=== Given exercise a ===
Please quote the passage on the Probox2 EX remotes word for word, starting at the words "Left to right: standard" and ending after "of the time.".

=== Excerpt ===
The Probox2 EX ships with two remote controls. The simple IR remote, shown on the left below, is nearly identical in size, button layout, and functions to the remote that came with the Ugoos UT2 that I recently reviewed.

Left to right: standard remote, Remote+, and my diNovi Mini
(click images to enlarge)

The other included remote is the “Remote+” air mouse, which combines normal remote control button functions that are transmitted via IR to the Probox2 EX, along with gesture functions that are transmitted over RF wireless. It’s said to be useful for playing games, but even as a non-gamer I found two of its features to be quite useful.

The air-mouse function of the Remote+ goes along way toward eliminating the need for using my more fully-featured Logitech diNovo Mini wireless keyboard/touchpad most of the time.

Layout dataset records:

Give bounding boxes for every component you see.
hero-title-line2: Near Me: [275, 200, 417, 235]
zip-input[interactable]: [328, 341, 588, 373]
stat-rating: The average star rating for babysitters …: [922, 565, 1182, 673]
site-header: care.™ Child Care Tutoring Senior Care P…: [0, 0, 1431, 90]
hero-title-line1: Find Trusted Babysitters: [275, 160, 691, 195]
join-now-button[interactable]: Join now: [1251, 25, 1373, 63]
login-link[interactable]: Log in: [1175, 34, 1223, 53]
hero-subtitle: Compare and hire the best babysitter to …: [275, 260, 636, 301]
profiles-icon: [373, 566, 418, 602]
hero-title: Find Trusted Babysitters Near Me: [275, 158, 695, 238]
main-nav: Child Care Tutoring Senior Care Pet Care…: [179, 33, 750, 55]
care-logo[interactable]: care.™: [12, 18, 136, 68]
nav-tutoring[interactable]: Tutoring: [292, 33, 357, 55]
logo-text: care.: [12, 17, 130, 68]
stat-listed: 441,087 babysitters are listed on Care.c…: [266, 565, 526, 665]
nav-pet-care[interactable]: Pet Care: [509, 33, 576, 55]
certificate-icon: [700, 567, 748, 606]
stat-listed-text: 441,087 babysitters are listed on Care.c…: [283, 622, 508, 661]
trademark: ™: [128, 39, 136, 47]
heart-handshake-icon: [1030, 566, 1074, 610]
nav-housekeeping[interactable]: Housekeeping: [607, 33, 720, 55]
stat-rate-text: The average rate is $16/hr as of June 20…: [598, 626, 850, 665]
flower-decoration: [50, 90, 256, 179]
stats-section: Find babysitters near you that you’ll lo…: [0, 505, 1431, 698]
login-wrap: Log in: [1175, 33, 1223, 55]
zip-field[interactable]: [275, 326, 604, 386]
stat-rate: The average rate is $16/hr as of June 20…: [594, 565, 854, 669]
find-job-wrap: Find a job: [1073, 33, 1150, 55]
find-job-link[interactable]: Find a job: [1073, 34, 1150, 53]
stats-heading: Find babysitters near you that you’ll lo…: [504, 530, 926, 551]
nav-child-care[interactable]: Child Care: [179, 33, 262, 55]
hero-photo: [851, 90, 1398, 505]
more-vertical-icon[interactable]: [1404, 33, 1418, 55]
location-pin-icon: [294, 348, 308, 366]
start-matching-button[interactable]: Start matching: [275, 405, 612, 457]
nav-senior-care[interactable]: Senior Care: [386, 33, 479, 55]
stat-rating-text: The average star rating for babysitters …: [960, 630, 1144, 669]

=== Given exercise b ===
Count the lines of the records that contain the string "icon", with case mattering, and reply with the number alone.

=== Correct answer a ===
Left to right: standard remote, Remote+, and my diNovi Mini
(click images to enlarge)

The other included remote is the “Remote+” air mouse, which combines normal remote control button functions that are transmitted via IR to the Probox2 EX, along with gesture functions that are transmitted over RF wireless. It’s said to be useful for playing games, but even as a non-gamer I found two of its features to be quite useful.

The air-mouse function of the Remote+ goes along way toward eliminating the need for using my more fully-featured Logitech diNovo Mini wireless keyboard/touchpad most of the time.

=== Correct answer b ===
5